:: YOUR OBJECTIVE ::
Write down every entry below once more, exactly.

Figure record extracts
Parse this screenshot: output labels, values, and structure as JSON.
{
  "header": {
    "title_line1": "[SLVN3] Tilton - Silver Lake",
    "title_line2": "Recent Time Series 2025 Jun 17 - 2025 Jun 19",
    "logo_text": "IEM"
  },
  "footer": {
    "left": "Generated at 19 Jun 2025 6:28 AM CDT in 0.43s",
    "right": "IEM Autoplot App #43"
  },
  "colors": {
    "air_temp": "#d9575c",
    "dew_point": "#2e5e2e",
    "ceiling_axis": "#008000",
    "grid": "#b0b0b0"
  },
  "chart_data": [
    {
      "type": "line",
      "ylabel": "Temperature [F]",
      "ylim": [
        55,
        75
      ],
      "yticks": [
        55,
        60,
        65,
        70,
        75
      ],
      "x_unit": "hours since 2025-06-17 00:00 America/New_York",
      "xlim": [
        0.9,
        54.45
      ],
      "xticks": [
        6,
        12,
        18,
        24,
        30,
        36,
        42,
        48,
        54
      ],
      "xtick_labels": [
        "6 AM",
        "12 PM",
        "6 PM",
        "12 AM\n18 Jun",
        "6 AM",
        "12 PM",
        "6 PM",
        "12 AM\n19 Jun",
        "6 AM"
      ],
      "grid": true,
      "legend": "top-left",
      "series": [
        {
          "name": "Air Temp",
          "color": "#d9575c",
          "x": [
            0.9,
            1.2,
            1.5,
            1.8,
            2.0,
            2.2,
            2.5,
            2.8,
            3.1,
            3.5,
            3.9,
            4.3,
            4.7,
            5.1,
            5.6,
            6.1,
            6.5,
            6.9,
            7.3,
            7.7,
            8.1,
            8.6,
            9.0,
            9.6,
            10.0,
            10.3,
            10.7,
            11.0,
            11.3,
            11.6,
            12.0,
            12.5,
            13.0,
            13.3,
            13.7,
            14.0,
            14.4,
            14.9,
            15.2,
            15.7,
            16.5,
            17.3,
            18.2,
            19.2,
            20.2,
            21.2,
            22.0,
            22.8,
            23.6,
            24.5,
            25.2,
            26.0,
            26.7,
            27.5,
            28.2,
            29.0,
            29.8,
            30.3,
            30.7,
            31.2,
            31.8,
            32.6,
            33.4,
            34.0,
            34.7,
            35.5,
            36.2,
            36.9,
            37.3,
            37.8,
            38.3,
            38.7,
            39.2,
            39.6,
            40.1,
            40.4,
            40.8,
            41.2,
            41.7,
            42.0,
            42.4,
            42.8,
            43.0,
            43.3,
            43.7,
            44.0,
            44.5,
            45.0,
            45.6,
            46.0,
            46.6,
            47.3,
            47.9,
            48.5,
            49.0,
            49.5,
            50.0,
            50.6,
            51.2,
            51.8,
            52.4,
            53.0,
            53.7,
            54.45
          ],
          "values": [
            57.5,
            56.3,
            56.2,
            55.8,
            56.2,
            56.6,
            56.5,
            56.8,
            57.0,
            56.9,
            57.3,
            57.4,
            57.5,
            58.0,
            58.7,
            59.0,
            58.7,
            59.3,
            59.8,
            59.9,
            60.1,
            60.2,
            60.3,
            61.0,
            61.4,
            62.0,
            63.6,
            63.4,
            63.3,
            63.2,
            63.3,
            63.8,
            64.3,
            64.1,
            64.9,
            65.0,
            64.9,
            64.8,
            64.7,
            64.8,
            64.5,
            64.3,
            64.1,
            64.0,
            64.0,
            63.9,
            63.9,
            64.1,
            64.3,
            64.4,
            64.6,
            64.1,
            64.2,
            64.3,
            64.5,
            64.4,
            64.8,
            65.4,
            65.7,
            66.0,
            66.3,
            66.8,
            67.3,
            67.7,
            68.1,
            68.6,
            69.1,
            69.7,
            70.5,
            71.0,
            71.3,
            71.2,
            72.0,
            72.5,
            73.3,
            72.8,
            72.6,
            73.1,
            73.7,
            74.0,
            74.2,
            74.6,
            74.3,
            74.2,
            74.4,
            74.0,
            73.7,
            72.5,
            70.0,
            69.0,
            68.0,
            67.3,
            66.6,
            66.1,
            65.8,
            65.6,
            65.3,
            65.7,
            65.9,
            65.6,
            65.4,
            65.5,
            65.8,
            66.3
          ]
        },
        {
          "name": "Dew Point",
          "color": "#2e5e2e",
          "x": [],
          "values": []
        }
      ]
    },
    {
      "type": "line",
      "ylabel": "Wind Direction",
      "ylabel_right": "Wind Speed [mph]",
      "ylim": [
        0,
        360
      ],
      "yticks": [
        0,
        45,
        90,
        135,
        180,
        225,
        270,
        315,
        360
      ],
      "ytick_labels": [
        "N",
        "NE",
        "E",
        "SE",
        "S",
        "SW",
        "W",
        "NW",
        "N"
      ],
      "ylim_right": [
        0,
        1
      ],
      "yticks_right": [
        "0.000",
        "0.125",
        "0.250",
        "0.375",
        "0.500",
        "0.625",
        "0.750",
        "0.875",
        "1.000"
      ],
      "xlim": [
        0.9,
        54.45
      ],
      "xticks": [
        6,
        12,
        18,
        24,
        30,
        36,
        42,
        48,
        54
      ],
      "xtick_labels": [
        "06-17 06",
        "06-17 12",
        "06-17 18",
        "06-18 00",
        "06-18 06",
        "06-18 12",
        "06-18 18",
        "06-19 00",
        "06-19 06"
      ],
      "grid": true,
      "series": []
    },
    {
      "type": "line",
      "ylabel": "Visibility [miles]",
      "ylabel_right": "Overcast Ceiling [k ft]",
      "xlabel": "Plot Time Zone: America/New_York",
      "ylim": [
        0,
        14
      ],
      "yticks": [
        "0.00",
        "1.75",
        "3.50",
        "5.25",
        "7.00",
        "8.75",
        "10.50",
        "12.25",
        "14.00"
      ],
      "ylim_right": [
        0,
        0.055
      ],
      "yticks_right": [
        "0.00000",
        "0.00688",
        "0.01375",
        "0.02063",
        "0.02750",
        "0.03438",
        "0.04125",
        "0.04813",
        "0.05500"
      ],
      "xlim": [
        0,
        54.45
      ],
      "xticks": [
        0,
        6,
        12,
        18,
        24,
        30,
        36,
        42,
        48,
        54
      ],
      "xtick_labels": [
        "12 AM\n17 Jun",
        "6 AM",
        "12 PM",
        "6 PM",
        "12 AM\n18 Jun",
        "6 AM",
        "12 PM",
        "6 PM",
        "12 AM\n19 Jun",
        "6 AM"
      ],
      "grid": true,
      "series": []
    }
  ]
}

:: FINAL ANSWER ::
Parse this screenshot: output labels, values, and structure as JSON.
{
  "header": {
    "title_line1": "[SLVN3] Tilton - Silver Lake",
    "title_line2": "Recent Time Series 2025 Jun 17 - 2025 Jun 19",
    "logo_text": "IEM"
  },
  "footer": {
    "left": "Generated at 19 Jun 2025 6:28 AM CDT in 0.43s",
    "right": "IEM Autoplot App #43"
  },
  "colors": {
    "air_temp": "#d9575c",
    "dew_point": "#2e5e2e",
    "ceiling_axis": "#008000",
    "grid": "#b0b0b0"
  },
  "chart_data": [
    {
      "type": "line",
      "ylabel": "Temperature [F]",
      "ylim": [
        55,
        75
      ],
      "yticks": [
        55,
        60,
        65,
        70,
        75
      ],
      "x_unit": "hours since 2025-06-17 00:00 America/New_York",
      "xlim": [
        0.9,
        54.45
      ],
      "xticks": [
        6,
        12,
        18,
        24,
        30,
        36,
        42,
        48,
        54
      ],
      "xtick_labels": [
        "6 AM",
        "12 PM",
        "6 PM",
        "12 AM\n18 Jun",
        "6 AM",
        "12 PM",
        "6 PM",
        "12 AM\n19 Jun",
        "6 AM"
      ],
      "grid": true,
      "legend": "top-left",
      "series": [
        {
          "name": "Air Temp",
          "color": "#d9575c",
          "x": [
            0.9,
            1.2,
            1.5,
            1.8,
            2.0,
            2.2,
            2.5,
            2.8,
            3.1,
            3.5,
            3.9,
            4.3,
            4.7,
            5.1,
            5.6,
            6.1,
            6.5,
            6.9,
            7.3,
            7.7,
            8.1,
            8.6,
            9.0,
            9.6,
            10.0,
            10.3,
            10.7,
            11.0,
            11.3,
            11.6,
            12.0,
            12.5,
            13.0,
            13.3,
            13.7,
            14.0,
            14.4,
            14.9,
            15.2,
            15.7,
            16.5,
            17.3,
            18.2,
            19.2,
            20.2,
            21.2,
            22.0,
            22.8,
            23.6,
            24.5,
            25.2,
            26.0,
            26.7,
            27.5,
            28.2,
            29.0,
            29.8,
            30.3,
            30.7,
            31.2,
            31.8,
            32.6,
            33.4,
            34.0,
            34.7,
            35.5,
            36.2,
            36.9,
            37.3,
            37.8,
            38.3,
            38.7,
            39.2,
            39.6,
            40.1,
            40.4,
            40.8,
            41.2,
            41.7,
            42.0,
            42.4,
            42.8,
            43.0,
            43.3,
            43.7,
            44.0,
            44.5,
            45.0,
            45.6,
            46.0,
            46.6,
            47.3,
            47.9,
            48.5,
            49.0,
            49.5,
            50.0,
            50.6,
            51.2,
            51.8,
            52.4,
            53.0,
            53.7,
            54.45
          ],
          "values": [
            57.5,
            56.3,
            56.2,
            55.8,
            56.2,
            56.6,
            56.5,
            56.8,
            57.0,
            56.9,
            57.3,
            57.4,
            57.5,
            58.0,
            58.7,
            59.0,
            58.7,
            59.3,
            59.8,
            59.9,
            60.1,
            60.2,
            60.3,
            61.0,
            61.4,
            62.0,
            63.6,
            63.4,
            63.3,
            63.2,
            63.3,
            63.8,
            64.3,
            64.1,
            64.9,
            65.0,
            64.9,
            64.8,
            64.7,
            64.8,
            64.5,
            64.3,
            64.1,
            64.0,
            64.0,
            63.9,
            63.9,
            64.1,
            64.3,
            64.4,
            64.6,
            64.1,
            64.2,
            64.3,
            64.5,
            64.4,
            64.8,
            65.4,
            65.7,
            66.0,
            66.3,
            66.8,
            67.3,
            67.7,
            68.1,
            68.6,
            69.1,
            69.7,
            70.5,
            71.0,
            71.3,
            71.2,
            72.0,
            72.5,
            73.3,
            72.8,
            72.6,
            73.1,
            73.7,
            74.0,
            74.2,
            74.6,
            74.3,
            74.2,
            74.4,
            74.0,
            73.7,
            72.5,
            70.0,
            69.0,
            68.0,
            67.3,
            66.6,
            66.1,
            65.8,
            65.6,
            65.3,
            65.7,
            65.9,
            65.6,
            65.4,
            65.5,
            65.8,
            66.3
          ]
        },
        {
          "name": "Dew Point",
          "color": "#2e5e2e",
          "x": [],
          "values": []
        }
      ]
    },
    {
      "type": "line",
      "ylabel": "Wind Direction",
      "ylabel_right": "Wind Speed [mph]",
      "ylim": [
        0,
        360
      ],
      "yticks": [
        0,
        45,
        90,
        135,
        180,
        225,
        270,
        315,
        360
      ],
      "ytick_labels": [
        "N",
        "NE",
        "E",
        "SE",
        "S",
        "SW",
        "W",
        "NW",
        "N"
      ],
      "ylim_right": [
        0,
        1
      ],
      "yticks_right": [
        "0.000",
        "0.125",
        "0.250",
        "0.375",
        "0.500",
        "0.625",
        "0.750",
        "0.875",
        "1.000"
      ],
      "xlim": [
        0.9,
        54.45
      ],
      "xticks": [
        6,
        12,
        18,
        24,
        30,
        36,
        42,
        48,
        54
      ],
      "xtick_labels": [
        "06-17 06",
        "06-17 12",
        "06-17 18",
        "06-18 00",
        "06-18 06",
        "06-18 12",
        "06-18 18",
        "06-19 00",
        "06-19 06"
      ],
      "grid": true,
      "series": []
    },
    {
      "type": "line",
      "ylabel": "Visibility [miles]",
      "ylabel_right": "Overcast Ceiling [k ft]",
      "xlabel": "Plot Time Zone: America/New_York",
      "ylim": [
        0,
        14
      ],
      "yticks": [
        "0.00",
        "1.75",
        "3.50",
        "5.25",
        "7.00",
        "8.75",
        "10.50",
        "12.25",
        "14.00"
      ],
      "ylim_right": [
        0,
        0.055
      ],
      "yticks_right": [
        "0.00000",
        "0.00688",
        "0.01375",
        "0.02063",
        "0.02750",
        "0.03438",
        "0.04125",
        "0.04813",
        "0.05500"
      ],
      "xlim": [
        0,
        54.45
      ],
      "xticks": [
        0,
        6,
        12,
        18,
        24,
        30,
        36,
        42,
        48,
        54
      ],
      "xtick_labels": [
        "12 AM\n17 Jun",
        "6 AM",
        "12 PM",
        "6 PM",
        "12 AM\n18 Jun",
        "6 AM",
        "12 PM",
        "6 PM",
        "12 AM\n19 Jun",
        "6 AM"
      ],
      "grid": true,
      "series": []
    }
  ]
}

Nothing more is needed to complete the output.